Collect every line that includes the string "color".

+ + +

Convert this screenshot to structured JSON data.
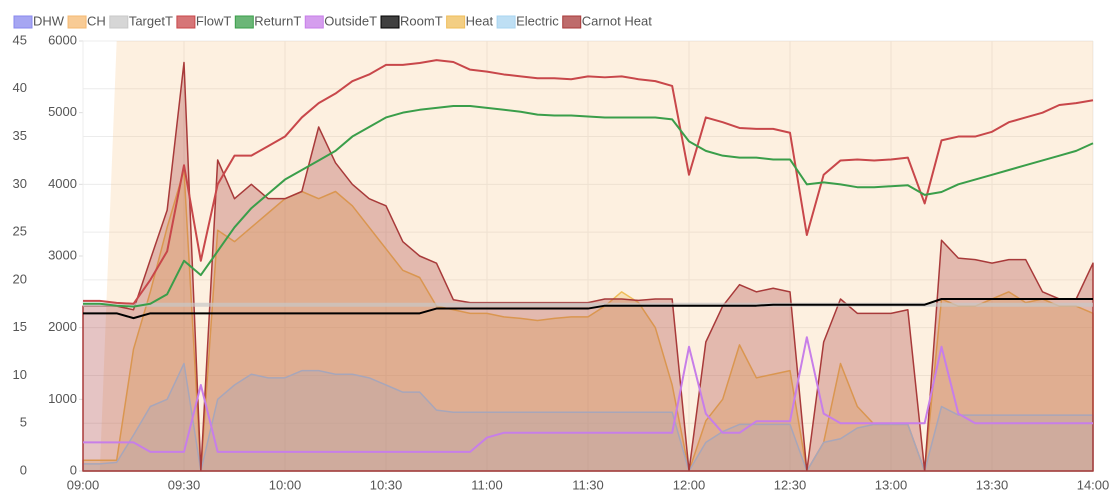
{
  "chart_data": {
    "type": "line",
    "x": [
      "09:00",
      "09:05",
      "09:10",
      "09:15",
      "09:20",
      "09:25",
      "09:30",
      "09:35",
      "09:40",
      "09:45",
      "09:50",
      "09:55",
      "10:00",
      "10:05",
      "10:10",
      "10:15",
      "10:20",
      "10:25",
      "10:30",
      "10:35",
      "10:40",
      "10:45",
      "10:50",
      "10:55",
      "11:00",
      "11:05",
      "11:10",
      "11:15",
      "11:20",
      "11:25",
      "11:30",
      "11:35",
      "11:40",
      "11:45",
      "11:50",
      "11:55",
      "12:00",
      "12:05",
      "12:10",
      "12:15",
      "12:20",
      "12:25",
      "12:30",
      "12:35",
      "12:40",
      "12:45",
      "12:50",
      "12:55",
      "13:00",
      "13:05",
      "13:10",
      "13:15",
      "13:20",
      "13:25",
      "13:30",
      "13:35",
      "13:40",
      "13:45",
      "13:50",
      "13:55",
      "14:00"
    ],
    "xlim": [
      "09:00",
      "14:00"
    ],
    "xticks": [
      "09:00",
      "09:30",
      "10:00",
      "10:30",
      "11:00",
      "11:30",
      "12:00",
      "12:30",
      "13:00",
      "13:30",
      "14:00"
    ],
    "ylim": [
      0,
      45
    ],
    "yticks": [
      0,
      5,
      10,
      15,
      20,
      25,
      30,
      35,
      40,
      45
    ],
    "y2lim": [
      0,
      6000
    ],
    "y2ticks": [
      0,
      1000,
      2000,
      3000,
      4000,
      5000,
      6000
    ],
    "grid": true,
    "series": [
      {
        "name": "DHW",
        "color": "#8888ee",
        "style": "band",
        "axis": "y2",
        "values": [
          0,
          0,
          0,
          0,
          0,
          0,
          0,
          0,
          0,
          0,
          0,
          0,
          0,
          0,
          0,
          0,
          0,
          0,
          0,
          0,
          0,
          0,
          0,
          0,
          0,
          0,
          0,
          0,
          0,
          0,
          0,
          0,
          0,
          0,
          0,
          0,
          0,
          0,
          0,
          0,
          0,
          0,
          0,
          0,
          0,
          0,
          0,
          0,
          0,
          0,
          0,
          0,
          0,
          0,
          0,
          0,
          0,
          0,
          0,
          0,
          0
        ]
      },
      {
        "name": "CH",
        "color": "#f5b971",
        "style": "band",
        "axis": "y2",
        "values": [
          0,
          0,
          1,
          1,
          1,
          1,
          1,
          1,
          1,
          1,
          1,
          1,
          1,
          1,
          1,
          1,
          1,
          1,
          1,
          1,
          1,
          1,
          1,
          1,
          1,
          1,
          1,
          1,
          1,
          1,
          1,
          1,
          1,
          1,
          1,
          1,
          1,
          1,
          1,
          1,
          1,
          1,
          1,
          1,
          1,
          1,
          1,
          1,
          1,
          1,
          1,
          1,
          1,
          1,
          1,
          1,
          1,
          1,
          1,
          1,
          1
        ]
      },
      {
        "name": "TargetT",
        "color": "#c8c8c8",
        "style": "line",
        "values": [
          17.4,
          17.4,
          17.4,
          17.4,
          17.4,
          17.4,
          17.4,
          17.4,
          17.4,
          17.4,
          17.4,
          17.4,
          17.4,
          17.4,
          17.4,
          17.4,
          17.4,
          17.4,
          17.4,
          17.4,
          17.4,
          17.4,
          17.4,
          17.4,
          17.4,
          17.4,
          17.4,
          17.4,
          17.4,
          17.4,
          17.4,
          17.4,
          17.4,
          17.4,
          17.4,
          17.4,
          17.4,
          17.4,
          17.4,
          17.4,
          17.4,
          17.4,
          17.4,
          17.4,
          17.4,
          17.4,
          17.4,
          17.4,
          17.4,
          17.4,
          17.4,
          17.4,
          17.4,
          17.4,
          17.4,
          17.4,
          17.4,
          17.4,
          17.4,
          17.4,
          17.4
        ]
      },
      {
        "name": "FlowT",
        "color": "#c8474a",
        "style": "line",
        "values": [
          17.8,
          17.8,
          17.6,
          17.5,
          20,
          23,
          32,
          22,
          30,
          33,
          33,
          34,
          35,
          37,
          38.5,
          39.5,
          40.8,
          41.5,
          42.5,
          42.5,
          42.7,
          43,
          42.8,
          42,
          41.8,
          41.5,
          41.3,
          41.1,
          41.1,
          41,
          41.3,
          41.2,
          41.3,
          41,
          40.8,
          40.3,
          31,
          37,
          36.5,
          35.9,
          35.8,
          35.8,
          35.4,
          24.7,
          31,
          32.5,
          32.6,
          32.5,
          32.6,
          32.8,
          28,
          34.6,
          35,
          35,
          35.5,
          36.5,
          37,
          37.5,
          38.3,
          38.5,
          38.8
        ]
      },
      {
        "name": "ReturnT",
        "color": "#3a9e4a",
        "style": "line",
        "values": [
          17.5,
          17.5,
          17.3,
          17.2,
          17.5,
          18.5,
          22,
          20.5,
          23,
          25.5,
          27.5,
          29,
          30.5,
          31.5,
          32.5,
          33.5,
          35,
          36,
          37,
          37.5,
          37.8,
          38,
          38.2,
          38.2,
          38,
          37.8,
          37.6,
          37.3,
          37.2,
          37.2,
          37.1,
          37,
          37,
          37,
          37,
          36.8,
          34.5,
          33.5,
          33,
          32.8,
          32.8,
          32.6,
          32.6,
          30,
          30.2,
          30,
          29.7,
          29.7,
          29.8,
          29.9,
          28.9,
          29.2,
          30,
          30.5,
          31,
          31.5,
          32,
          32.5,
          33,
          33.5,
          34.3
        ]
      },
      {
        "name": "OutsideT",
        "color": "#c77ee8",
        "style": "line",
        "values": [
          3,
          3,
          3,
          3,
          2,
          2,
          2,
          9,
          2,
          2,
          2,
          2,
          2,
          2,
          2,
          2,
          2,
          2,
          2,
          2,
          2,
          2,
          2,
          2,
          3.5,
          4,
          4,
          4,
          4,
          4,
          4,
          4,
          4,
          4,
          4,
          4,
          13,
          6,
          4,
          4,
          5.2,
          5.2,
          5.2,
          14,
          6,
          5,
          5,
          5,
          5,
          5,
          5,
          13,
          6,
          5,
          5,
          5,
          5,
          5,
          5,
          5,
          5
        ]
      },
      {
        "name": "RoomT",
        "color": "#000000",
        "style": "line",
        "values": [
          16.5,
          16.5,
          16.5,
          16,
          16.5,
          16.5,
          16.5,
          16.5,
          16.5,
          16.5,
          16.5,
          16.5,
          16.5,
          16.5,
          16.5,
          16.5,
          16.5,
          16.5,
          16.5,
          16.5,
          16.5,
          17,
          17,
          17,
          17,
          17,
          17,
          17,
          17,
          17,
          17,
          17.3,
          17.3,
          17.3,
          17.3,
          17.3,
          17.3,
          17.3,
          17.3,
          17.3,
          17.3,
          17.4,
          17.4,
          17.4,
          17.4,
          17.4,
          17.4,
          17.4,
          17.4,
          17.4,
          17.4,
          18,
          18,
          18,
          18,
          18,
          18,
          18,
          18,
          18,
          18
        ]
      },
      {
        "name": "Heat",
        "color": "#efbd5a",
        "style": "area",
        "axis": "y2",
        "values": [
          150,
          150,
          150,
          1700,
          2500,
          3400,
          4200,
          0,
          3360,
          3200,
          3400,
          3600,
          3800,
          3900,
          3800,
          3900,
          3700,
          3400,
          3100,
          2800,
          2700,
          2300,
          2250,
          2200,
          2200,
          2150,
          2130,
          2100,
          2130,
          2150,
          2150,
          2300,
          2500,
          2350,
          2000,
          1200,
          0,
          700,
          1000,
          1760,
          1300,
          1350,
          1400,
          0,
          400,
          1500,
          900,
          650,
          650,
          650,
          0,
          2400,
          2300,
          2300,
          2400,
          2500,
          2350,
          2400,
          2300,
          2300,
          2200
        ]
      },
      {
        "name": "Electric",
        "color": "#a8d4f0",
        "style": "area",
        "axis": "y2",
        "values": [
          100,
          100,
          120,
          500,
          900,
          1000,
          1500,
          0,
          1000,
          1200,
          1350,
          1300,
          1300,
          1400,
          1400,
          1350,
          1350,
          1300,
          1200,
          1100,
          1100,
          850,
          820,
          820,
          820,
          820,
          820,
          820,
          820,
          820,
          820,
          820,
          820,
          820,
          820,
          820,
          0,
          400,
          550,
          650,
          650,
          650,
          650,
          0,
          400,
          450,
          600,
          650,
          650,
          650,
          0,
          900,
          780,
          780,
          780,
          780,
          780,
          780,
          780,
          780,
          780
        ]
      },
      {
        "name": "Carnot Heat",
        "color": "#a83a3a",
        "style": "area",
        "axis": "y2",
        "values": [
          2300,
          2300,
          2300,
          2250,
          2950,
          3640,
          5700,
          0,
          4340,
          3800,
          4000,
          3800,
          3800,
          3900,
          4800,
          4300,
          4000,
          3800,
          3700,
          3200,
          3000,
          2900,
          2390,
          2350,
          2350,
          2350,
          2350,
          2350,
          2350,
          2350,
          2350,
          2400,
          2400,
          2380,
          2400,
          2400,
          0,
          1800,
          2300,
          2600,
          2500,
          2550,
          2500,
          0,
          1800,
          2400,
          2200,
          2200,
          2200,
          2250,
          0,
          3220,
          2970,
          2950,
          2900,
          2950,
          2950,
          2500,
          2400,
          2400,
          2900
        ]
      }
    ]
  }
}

+ + +

• [TASK SOLUTION]:
        "color": "#8888ee",
        "color": "#f5b971",
        "color": "#c8c8c8",
        "color": "#c8474a",
        "color": "#3a9e4a",
        "color": "#c77ee8",
        "color": "#000000",
        "color": "#efbd5a",
        "color": "#a8d4f0",
        "color": "#a83a3a",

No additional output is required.